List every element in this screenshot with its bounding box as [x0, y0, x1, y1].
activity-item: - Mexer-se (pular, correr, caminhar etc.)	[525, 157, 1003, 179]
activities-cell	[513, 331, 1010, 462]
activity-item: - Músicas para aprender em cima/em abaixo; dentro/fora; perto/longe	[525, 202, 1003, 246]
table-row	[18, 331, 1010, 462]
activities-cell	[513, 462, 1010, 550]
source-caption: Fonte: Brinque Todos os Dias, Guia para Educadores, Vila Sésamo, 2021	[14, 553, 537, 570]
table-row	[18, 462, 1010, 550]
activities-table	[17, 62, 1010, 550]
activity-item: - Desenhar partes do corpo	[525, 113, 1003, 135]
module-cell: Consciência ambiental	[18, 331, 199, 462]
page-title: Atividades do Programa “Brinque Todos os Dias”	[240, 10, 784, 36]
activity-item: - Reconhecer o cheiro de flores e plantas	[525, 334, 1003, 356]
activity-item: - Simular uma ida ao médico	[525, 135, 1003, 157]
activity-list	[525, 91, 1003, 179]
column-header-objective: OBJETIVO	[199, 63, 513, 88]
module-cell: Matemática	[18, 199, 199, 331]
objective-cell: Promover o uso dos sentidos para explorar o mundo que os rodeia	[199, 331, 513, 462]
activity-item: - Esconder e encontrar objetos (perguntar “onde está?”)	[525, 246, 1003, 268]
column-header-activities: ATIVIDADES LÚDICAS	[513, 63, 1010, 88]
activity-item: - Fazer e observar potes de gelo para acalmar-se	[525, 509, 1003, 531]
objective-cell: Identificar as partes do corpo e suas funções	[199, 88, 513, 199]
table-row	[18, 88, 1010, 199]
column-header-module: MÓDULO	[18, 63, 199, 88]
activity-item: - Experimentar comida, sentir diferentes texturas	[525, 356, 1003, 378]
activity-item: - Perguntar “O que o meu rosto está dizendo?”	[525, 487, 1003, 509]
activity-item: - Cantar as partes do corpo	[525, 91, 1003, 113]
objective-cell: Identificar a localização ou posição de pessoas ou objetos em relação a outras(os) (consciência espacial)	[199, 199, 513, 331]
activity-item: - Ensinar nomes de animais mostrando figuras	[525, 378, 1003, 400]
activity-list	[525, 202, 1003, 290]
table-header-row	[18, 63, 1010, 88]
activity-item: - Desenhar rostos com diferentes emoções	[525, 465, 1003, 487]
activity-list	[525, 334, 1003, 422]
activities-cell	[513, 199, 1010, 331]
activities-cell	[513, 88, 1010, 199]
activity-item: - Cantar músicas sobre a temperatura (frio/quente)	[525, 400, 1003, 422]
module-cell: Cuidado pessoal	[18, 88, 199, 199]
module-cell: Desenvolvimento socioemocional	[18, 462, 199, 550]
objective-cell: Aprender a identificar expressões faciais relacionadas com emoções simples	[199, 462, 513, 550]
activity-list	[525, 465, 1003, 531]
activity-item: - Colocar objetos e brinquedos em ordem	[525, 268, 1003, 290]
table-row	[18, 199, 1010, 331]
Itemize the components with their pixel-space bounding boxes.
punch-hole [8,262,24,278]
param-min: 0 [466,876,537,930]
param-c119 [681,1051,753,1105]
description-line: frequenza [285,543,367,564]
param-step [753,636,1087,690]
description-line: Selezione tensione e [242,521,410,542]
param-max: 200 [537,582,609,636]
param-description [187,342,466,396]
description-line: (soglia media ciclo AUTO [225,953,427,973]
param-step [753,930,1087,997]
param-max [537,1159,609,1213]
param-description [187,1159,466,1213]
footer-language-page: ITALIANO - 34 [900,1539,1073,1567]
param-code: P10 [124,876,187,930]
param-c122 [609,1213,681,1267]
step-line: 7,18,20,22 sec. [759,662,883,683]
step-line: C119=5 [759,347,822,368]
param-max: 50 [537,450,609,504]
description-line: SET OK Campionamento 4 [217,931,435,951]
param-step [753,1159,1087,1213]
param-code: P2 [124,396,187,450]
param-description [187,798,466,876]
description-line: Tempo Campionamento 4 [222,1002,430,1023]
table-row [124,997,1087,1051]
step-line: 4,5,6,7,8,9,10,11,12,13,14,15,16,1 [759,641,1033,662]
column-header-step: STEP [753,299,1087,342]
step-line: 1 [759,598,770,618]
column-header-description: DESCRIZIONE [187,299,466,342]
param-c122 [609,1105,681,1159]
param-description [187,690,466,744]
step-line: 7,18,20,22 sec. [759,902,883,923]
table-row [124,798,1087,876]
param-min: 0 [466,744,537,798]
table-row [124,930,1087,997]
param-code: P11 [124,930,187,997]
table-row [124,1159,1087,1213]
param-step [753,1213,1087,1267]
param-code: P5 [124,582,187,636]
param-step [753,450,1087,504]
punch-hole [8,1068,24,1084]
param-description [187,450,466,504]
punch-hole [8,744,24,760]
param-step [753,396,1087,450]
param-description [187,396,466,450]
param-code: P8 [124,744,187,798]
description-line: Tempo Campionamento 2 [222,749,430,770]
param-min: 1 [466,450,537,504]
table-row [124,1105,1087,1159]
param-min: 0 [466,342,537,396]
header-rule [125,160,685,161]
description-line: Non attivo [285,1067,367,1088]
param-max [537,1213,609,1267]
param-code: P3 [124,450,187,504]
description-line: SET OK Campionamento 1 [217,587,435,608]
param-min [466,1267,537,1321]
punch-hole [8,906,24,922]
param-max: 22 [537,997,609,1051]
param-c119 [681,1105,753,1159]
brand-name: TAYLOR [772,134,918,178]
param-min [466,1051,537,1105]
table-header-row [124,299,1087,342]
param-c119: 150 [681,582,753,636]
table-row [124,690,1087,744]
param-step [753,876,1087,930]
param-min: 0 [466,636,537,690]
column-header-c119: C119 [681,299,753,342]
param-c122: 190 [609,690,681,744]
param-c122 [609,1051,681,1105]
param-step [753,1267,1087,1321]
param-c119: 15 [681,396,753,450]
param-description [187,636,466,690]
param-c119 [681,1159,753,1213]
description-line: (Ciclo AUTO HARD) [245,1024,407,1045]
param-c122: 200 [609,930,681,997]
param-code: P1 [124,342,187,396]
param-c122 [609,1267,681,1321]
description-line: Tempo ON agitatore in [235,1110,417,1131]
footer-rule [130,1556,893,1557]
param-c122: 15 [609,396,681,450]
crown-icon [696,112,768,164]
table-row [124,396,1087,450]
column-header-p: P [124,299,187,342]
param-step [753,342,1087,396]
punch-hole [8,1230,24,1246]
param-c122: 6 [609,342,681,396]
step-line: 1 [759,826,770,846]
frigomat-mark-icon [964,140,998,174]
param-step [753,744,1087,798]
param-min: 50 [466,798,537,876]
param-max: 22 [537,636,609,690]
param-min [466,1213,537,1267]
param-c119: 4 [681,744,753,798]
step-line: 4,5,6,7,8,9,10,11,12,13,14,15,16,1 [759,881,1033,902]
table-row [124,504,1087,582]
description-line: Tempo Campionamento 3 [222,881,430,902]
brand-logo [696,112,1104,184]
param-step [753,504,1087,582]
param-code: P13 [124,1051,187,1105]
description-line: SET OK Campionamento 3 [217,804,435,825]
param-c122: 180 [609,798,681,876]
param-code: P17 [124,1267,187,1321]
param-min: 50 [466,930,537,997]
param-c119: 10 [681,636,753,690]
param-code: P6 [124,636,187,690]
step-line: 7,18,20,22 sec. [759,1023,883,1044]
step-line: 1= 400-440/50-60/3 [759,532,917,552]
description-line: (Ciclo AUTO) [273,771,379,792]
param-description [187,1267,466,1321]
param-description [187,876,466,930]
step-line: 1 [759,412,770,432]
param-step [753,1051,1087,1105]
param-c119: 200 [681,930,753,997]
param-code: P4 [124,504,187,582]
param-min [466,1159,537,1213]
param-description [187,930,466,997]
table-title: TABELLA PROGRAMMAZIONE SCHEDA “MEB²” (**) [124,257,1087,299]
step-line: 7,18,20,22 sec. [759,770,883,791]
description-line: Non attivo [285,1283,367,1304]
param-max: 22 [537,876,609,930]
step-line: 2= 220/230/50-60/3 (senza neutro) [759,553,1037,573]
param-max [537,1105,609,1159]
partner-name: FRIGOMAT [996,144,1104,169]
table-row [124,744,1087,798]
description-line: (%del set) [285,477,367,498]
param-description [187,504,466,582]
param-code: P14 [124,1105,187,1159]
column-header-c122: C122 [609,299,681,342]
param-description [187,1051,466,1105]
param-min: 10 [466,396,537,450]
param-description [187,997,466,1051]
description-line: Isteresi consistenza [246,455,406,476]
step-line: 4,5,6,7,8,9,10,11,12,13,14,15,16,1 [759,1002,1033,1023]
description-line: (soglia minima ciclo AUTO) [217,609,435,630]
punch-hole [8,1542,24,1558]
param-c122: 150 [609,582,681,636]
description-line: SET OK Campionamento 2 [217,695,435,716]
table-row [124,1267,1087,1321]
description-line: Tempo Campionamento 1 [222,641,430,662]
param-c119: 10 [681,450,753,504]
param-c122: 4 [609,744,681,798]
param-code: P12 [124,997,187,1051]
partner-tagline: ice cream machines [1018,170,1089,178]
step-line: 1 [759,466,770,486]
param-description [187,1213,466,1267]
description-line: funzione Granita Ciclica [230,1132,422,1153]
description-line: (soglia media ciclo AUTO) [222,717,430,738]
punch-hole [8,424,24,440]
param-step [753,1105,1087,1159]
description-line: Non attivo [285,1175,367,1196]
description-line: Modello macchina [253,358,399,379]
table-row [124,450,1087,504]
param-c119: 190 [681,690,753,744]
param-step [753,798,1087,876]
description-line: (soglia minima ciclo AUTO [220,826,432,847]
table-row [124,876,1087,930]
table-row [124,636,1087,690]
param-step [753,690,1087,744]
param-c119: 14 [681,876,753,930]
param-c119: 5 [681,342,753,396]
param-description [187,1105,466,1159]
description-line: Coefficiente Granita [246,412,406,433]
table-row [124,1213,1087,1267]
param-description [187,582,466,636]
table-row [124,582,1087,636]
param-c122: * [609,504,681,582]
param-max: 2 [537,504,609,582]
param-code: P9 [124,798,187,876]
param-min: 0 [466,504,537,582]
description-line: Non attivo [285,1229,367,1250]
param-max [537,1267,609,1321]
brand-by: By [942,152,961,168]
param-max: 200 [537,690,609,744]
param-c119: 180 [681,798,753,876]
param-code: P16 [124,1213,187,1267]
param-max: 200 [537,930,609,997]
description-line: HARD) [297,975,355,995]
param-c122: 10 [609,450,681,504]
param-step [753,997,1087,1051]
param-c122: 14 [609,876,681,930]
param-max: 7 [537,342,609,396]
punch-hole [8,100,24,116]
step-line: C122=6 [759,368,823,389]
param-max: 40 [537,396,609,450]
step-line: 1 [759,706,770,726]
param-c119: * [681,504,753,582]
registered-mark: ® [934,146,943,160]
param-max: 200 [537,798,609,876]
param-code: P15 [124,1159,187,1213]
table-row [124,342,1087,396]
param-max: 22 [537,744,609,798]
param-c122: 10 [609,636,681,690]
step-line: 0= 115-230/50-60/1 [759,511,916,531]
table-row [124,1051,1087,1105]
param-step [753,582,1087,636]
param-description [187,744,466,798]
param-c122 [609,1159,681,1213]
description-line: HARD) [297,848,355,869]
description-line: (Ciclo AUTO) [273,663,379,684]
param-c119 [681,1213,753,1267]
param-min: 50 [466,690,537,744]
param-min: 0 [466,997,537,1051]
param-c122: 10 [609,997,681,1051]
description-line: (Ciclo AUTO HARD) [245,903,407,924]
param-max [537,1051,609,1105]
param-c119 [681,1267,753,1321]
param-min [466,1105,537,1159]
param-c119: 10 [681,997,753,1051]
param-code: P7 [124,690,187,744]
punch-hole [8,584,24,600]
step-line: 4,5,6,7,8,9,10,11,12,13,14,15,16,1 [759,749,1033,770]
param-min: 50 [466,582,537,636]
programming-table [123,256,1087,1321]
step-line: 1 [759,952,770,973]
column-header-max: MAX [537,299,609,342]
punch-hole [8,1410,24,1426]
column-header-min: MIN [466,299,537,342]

——————————

Rewrite the rows from the first one through the line with "page-title: Atividades do", replacing "table-row" with "grid-row" and keeping everything else the same.

**Written answer**
List every element in this screenshot with its bounding box as [x0, y0, x1, y1].
activity-item: - Mexer-se (pular, correr, caminhar etc.)	[525, 157, 1003, 179]
activities-cell	[513, 331, 1010, 462]
activity-item: - Músicas para aprender em cima/em abaixo; dentro/fora; perto/longe	[525, 202, 1003, 246]
grid-row	[18, 331, 1010, 462]
activities-cell	[513, 462, 1010, 550]
source-caption: Fonte: Brinque Todos os Dias, Guia para Educadores, Vila Sésamo, 2021	[14, 553, 537, 570]
grid-row	[18, 462, 1010, 550]
activities-table	[17, 62, 1010, 550]
activity-item: - Desenhar partes do corpo	[525, 113, 1003, 135]
module-cell: Consciência ambiental	[18, 331, 199, 462]
page-title: Atividades do Programa “Brinque Todos os Dias”	[240, 10, 784, 36]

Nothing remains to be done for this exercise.